>> begin THE RECORDS
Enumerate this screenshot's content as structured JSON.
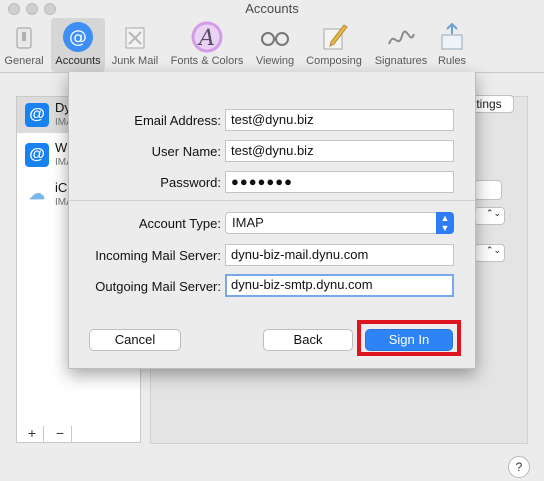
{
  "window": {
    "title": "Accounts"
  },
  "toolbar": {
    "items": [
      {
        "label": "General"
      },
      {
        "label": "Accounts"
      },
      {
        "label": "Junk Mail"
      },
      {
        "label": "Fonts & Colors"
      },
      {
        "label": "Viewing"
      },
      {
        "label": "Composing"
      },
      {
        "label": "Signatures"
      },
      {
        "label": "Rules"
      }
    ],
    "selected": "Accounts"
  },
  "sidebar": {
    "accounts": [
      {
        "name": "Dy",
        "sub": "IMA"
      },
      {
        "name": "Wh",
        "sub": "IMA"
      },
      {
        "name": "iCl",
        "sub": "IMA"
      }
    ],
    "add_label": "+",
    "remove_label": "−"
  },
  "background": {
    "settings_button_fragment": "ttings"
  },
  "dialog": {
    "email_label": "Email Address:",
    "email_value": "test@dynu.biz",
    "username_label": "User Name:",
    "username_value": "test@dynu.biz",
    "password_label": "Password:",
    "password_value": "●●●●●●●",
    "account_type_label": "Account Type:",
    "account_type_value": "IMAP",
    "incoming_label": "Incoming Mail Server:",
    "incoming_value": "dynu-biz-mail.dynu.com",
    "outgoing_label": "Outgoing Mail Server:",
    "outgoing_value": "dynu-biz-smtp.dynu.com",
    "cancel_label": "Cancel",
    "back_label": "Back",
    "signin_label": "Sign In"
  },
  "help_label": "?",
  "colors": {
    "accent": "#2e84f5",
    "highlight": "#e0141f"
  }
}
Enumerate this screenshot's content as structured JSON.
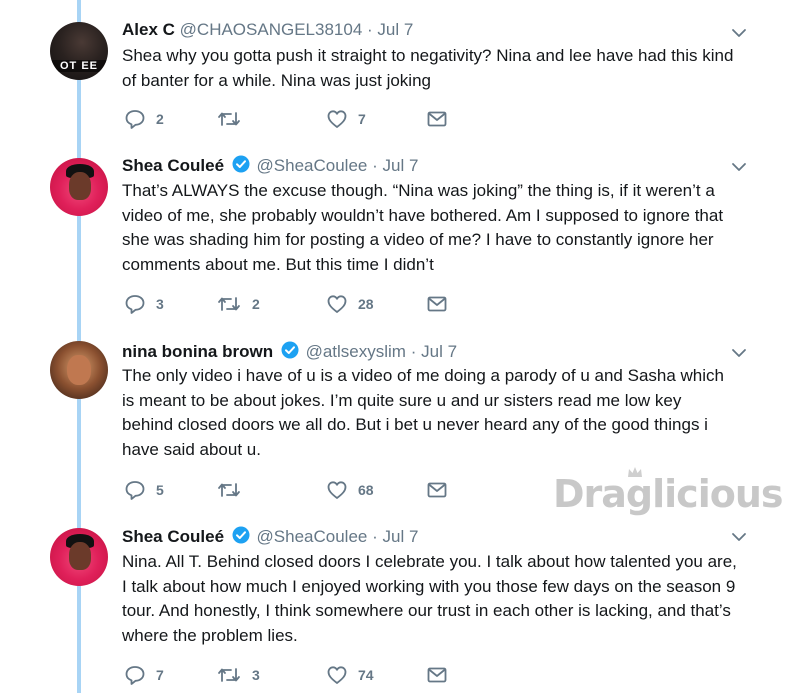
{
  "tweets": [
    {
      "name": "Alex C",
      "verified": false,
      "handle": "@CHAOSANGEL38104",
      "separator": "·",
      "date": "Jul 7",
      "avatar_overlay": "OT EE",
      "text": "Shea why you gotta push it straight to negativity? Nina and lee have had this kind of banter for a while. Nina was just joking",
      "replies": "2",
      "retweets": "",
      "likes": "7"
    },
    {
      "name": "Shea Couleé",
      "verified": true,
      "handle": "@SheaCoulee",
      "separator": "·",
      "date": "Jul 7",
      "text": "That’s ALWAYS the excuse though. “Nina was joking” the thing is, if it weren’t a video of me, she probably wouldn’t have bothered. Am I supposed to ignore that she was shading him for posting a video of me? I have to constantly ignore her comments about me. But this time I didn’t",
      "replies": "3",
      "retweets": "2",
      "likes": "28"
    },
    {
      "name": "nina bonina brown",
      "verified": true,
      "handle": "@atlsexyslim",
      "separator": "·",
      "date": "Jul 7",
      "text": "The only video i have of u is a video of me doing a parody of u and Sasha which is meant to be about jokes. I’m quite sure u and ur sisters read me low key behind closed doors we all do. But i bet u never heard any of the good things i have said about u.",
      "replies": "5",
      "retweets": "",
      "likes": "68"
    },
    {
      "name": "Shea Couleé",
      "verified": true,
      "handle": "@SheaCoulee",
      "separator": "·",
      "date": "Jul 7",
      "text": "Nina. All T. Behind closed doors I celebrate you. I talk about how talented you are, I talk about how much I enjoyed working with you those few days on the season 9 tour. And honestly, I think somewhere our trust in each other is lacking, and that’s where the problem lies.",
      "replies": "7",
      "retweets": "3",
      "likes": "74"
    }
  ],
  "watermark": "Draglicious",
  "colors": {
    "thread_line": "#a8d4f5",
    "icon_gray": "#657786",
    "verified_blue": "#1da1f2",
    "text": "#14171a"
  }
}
>> end THE RECORDS
>> begin THE RECORDS
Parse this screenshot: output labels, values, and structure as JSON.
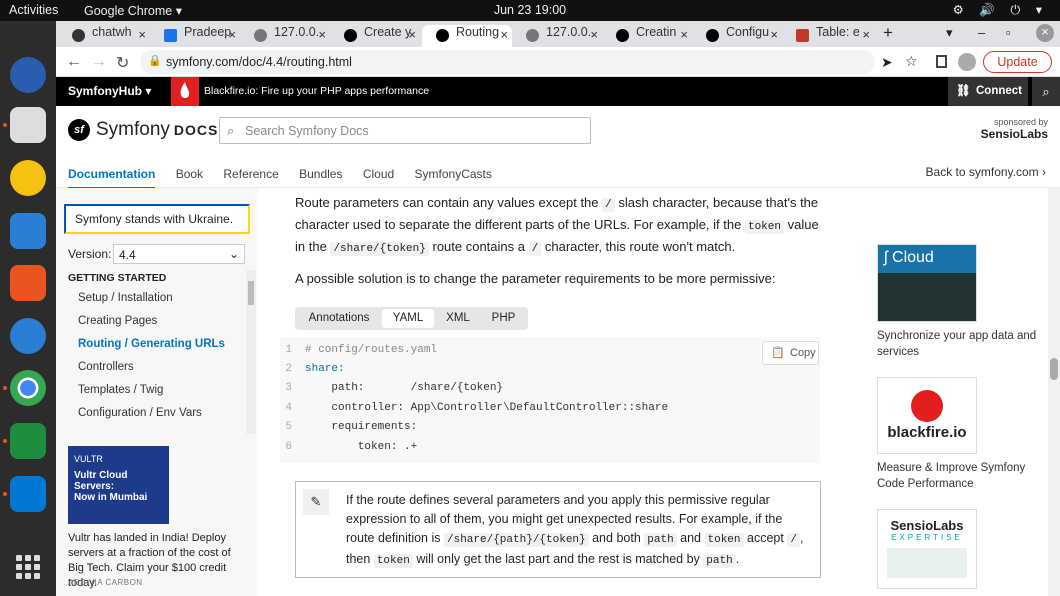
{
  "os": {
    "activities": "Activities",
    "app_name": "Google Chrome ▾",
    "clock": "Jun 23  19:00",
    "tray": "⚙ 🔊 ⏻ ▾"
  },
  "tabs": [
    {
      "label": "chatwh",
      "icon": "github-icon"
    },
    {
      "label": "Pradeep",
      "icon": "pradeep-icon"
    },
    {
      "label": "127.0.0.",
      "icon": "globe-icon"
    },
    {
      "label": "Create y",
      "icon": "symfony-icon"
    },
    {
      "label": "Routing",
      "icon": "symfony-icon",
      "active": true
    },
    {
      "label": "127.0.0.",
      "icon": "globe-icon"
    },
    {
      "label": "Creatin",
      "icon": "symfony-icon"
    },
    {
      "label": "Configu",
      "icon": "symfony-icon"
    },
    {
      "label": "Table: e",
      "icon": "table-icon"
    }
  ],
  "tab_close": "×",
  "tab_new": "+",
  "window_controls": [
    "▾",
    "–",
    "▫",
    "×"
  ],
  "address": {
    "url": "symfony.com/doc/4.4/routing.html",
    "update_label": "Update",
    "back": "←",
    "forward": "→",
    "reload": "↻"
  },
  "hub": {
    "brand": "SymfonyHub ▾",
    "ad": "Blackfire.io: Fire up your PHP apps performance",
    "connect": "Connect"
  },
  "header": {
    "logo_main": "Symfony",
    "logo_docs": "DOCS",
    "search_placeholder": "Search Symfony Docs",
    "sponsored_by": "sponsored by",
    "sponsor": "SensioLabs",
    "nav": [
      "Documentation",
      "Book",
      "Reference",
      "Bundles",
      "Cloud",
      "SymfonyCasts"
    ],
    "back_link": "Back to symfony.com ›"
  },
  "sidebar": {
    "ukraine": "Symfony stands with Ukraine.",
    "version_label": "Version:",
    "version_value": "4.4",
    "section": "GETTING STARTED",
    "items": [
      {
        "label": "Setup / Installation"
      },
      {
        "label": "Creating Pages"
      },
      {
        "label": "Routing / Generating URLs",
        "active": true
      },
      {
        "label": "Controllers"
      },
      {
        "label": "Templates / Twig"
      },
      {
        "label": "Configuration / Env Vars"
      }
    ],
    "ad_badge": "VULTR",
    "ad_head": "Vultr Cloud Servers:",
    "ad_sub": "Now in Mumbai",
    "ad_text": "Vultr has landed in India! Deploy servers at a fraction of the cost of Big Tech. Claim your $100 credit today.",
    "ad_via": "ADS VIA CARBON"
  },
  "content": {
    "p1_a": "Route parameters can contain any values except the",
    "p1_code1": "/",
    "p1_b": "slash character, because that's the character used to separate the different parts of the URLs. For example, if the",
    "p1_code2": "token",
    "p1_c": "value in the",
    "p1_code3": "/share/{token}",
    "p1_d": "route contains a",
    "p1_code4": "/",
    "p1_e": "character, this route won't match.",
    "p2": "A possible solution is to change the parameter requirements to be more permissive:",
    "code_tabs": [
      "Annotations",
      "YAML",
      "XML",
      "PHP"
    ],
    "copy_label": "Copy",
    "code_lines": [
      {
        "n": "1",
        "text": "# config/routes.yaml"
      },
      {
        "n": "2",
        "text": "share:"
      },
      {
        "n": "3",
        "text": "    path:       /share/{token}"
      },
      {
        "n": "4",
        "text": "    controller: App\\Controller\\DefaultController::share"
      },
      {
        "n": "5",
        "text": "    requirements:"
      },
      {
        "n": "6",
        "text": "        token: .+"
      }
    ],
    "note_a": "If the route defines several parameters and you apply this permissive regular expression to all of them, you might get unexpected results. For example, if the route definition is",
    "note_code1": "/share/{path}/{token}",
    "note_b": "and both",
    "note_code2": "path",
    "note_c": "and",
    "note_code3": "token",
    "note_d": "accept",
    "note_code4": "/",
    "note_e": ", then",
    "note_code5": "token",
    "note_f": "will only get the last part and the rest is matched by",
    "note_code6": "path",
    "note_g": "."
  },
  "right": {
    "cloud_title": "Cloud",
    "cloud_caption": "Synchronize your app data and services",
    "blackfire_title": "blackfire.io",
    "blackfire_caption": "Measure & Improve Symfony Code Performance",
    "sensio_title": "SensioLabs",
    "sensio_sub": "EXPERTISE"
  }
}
>> end THE RECORDS
>> begin THE RECORDS
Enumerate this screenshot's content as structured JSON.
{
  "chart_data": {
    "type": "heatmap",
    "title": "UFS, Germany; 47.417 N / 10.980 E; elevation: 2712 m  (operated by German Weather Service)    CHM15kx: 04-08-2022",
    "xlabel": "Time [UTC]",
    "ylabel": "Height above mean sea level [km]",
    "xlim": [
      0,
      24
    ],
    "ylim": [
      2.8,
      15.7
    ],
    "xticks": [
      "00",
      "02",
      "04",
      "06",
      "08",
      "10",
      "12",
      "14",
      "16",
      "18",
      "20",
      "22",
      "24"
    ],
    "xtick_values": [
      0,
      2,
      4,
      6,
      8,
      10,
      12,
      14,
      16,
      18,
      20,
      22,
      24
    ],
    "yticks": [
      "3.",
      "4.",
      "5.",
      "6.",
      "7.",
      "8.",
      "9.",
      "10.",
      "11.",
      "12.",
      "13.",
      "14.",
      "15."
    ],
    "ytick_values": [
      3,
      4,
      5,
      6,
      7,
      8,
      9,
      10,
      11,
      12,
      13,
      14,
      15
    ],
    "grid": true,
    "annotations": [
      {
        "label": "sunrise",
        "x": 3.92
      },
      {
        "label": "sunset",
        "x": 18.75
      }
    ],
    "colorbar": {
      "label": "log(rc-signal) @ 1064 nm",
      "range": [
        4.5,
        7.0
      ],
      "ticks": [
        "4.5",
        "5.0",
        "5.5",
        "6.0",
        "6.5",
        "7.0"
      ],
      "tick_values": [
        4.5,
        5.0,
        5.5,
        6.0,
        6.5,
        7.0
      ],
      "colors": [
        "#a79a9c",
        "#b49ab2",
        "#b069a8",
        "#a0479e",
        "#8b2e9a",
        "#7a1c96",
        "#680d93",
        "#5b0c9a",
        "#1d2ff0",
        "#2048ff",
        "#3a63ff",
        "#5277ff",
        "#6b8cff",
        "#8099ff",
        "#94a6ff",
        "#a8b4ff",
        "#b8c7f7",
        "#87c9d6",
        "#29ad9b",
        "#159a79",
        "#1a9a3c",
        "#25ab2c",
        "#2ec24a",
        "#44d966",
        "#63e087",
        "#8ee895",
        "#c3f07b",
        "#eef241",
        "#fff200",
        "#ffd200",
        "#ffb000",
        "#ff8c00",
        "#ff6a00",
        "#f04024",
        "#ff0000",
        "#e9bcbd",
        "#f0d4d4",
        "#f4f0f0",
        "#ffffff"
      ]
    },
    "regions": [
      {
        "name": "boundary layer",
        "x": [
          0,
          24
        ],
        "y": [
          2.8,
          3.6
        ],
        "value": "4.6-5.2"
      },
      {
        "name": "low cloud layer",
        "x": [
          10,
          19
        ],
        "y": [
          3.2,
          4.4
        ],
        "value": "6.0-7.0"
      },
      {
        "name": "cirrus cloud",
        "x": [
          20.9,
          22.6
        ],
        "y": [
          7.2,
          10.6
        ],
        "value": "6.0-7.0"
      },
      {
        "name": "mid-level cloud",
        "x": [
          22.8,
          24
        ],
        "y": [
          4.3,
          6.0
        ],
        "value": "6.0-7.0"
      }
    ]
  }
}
>> end THE RECORDS
AIM OF THE TASK: Copy down every line of the entries containing the word "URLs".

SOLUTION BELOW:
        "label": "Routing / Generating URLs",
    "p1_b": "slash character, because that's the character used to separate the different parts of the URLs. For example, if the",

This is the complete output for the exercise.